§ **Listed entries**
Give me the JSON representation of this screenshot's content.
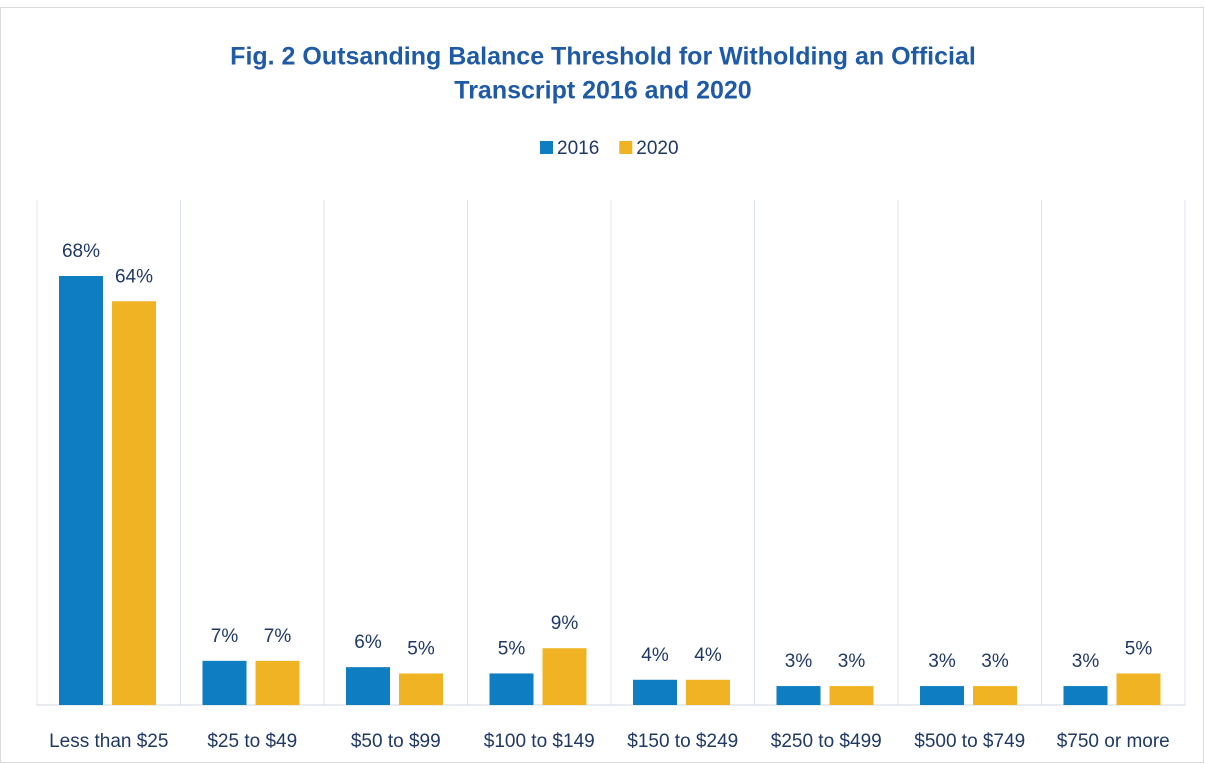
{
  "chart_data": {
    "type": "bar",
    "title": [
      "Fig. 2 Outsanding Balance Threshold for Witholding an Official",
      "Transcript 2016 and 2020"
    ],
    "categories": [
      "Less than $25",
      "$25 to $49",
      "$50 to $99",
      "$100 to $149",
      "$150 to $249",
      "$250 to $499",
      "$500 to $749",
      "$750 or more"
    ],
    "series": [
      {
        "name": "2016",
        "color": "#0f7dc2",
        "values": [
          68,
          7,
          6,
          5,
          4,
          3,
          3,
          3
        ],
        "value_labels": [
          "68%",
          "7%",
          "6%",
          "5%",
          "4%",
          "3%",
          "3%",
          "3%"
        ]
      },
      {
        "name": "2020",
        "color": "#f0b323",
        "values": [
          64,
          7,
          5,
          9,
          4,
          3,
          3,
          5
        ],
        "value_labels": [
          "64%",
          "7%",
          "5%",
          "9%",
          "4%",
          "3%",
          "3%",
          "5%"
        ]
      }
    ],
    "legend": "top",
    "grid": true
  }
}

§ **Objective**
From start to finish, output the listing exactly, but omit its pictures.

§ **Solution to the exercise**
Give me the JSON representation of this screenshot's content.
{
  "chart_data": {
    "type": "bar",
    "title": [
      "Fig. 2 Outsanding Balance Threshold for Witholding an Official",
      "Transcript 2016 and 2020"
    ],
    "categories": [
      "Less than $25",
      "$25 to $49",
      "$50 to $99",
      "$100 to $149",
      "$150 to $249",
      "$250 to $499",
      "$500 to $749",
      "$750 or more"
    ],
    "series": [
      {
        "name": "2016",
        "color": "#0f7dc2",
        "values": [
          68,
          7,
          6,
          5,
          4,
          3,
          3,
          3
        ],
        "value_labels": [
          "68%",
          "7%",
          "6%",
          "5%",
          "4%",
          "3%",
          "3%",
          "3%"
        ]
      },
      {
        "name": "2020",
        "color": "#f0b323",
        "values": [
          64,
          7,
          5,
          9,
          4,
          3,
          3,
          5
        ],
        "value_labels": [
          "64%",
          "7%",
          "5%",
          "9%",
          "4%",
          "3%",
          "3%",
          "5%"
        ]
      }
    ],
    "legend": "top",
    "grid": true
  }
}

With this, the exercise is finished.